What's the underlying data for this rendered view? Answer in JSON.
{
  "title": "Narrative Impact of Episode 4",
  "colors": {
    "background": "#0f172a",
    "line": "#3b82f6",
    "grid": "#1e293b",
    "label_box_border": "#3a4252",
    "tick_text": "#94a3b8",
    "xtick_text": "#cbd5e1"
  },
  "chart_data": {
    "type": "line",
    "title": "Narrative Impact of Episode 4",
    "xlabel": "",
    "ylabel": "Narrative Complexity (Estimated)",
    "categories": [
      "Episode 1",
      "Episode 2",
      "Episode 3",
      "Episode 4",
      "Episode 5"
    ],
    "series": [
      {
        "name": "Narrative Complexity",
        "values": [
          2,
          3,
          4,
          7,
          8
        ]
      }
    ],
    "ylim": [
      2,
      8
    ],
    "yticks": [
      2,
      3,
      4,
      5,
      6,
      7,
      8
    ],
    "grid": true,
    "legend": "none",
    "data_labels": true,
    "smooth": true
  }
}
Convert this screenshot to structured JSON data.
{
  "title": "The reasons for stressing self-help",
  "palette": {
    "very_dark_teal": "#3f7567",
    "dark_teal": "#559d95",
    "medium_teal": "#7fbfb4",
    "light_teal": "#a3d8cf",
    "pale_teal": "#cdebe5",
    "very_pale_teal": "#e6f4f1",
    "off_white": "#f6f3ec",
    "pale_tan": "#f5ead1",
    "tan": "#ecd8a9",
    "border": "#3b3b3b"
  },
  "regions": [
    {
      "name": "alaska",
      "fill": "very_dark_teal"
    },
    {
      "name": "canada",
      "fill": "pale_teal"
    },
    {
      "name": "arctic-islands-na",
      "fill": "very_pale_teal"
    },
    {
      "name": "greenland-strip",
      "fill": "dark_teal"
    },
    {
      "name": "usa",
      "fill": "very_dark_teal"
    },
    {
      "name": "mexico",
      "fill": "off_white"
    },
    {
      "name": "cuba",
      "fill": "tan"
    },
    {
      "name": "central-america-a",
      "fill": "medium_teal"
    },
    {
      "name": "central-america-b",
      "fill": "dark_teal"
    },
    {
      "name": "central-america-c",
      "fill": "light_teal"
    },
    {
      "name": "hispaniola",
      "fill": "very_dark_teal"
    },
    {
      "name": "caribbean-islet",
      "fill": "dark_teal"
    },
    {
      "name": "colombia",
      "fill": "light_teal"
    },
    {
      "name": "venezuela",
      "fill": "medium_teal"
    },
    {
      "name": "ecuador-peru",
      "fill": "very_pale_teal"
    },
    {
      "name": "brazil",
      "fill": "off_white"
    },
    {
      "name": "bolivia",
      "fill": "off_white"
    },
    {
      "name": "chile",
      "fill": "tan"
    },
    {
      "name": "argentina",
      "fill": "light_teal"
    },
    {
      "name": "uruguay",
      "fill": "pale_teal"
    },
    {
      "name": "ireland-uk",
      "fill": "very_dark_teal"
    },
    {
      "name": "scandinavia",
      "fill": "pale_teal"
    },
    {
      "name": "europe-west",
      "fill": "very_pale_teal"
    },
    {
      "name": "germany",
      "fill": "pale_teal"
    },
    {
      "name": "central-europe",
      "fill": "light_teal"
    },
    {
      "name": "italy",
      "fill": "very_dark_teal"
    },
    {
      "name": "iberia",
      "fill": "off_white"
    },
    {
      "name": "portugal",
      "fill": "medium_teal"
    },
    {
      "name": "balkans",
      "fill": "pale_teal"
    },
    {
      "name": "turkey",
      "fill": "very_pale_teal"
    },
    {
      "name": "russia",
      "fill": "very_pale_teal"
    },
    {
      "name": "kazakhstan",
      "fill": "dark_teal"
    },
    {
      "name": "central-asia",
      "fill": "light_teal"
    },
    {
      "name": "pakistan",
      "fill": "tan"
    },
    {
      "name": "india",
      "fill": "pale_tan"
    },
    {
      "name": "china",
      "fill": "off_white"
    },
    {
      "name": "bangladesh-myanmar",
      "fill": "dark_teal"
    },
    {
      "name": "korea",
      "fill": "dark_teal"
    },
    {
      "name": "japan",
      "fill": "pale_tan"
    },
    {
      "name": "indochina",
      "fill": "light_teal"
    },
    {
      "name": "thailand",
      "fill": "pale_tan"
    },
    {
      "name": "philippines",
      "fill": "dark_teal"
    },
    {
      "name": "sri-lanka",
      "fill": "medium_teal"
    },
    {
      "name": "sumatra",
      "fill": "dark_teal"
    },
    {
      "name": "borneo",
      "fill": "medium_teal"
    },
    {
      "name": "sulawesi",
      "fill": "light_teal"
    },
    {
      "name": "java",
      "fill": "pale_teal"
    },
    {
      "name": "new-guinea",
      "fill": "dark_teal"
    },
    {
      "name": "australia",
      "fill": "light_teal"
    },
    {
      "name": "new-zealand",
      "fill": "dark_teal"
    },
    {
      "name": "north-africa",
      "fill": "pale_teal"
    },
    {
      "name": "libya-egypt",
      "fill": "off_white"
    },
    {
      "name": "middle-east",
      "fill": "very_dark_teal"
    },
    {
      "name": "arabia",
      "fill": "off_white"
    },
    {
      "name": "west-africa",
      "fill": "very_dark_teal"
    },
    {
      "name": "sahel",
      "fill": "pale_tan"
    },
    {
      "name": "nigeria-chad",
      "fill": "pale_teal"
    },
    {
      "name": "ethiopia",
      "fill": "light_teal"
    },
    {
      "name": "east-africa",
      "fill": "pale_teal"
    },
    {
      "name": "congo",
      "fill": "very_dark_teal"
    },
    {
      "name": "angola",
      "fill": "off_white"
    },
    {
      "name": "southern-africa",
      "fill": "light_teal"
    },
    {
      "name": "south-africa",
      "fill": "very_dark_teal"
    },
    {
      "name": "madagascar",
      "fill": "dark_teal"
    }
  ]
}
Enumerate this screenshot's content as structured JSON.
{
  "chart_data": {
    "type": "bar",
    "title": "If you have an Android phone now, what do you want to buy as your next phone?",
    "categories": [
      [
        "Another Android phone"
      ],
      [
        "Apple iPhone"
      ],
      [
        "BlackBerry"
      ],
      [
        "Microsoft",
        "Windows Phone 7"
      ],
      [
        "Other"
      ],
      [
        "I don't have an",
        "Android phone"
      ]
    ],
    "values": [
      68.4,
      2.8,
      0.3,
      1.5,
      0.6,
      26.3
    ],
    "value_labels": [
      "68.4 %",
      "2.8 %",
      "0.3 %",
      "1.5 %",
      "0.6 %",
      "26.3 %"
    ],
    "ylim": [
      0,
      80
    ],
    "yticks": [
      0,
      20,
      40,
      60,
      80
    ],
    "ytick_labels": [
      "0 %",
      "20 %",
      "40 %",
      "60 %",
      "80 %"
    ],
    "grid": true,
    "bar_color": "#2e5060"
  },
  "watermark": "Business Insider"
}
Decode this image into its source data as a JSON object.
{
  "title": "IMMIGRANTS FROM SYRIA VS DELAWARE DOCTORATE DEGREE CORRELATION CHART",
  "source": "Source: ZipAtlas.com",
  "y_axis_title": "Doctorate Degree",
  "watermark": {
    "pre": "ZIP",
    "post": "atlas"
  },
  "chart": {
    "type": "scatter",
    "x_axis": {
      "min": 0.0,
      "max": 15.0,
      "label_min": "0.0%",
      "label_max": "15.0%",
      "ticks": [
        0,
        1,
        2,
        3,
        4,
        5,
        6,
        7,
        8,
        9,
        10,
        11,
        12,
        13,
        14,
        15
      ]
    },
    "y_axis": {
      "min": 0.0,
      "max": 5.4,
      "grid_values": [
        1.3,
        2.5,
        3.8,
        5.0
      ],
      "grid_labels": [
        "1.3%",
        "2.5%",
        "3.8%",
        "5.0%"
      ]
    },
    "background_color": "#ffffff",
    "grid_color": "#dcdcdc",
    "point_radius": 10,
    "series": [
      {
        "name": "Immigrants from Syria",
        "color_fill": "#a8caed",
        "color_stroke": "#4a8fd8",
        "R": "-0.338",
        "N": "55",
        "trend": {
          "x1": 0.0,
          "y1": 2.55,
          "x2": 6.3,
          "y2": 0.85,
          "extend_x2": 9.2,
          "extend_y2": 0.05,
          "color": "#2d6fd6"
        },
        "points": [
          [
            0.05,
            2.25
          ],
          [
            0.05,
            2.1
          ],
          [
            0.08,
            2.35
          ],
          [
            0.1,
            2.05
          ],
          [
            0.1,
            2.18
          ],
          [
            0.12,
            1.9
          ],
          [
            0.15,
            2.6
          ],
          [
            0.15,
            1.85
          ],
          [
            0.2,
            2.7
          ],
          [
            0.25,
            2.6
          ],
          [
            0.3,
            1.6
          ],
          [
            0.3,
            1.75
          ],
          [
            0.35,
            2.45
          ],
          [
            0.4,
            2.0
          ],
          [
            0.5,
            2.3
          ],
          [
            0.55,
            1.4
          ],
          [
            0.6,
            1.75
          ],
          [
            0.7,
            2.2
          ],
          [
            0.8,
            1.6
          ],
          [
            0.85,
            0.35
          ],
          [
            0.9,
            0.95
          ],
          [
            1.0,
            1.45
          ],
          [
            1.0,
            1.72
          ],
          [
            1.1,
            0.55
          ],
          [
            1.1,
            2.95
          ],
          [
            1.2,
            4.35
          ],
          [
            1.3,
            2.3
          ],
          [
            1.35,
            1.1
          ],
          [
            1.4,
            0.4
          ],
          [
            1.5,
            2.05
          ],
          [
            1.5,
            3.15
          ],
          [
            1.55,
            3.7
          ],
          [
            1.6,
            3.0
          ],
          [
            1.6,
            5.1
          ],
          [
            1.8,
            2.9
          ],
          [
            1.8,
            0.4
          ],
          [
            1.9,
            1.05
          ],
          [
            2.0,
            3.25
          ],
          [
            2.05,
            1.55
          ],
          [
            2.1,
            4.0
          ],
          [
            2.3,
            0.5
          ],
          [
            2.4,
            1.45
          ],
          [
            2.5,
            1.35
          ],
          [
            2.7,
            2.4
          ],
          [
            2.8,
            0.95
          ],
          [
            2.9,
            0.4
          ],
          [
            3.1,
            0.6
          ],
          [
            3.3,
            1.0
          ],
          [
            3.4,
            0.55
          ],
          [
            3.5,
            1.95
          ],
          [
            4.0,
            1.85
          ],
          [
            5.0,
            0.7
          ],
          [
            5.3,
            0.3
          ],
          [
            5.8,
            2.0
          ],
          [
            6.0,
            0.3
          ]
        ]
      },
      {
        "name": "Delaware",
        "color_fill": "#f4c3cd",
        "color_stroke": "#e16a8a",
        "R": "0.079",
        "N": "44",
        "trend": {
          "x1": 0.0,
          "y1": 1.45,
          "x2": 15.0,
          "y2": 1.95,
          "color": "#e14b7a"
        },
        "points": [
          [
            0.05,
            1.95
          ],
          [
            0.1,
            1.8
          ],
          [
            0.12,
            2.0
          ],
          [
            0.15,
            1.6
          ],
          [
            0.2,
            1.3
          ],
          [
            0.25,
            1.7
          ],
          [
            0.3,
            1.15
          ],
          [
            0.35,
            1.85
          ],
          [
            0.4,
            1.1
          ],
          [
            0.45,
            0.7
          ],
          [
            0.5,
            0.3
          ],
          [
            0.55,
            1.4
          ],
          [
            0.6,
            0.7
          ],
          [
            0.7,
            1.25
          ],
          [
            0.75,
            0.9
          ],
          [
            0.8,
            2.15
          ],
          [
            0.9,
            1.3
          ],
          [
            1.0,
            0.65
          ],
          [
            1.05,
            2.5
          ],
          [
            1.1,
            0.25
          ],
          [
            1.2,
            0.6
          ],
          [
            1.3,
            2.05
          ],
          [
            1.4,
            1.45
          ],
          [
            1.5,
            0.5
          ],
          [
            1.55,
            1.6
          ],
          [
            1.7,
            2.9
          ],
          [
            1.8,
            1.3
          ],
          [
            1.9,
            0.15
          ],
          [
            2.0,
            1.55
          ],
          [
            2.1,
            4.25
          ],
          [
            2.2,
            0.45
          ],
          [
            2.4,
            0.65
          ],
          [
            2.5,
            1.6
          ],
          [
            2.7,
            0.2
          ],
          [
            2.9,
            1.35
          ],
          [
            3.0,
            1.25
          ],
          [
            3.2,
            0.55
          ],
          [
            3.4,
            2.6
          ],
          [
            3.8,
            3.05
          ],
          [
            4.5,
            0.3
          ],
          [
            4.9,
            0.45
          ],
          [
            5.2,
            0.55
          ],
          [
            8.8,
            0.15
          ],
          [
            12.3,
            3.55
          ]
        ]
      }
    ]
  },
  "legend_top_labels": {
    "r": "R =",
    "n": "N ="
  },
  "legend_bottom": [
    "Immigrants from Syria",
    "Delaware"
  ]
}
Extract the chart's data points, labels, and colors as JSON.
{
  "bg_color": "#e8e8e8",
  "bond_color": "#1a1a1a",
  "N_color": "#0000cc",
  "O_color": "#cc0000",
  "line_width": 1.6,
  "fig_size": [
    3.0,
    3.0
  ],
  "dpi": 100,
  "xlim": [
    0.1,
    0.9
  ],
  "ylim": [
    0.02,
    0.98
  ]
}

■ **STATED EXERCISE**
Gather up the lines that contain the word "screenshot".

■ **THE REPLY**
Convert this screenshot to structured JSON data.
Enumerate this screenshot's content as structured JSON.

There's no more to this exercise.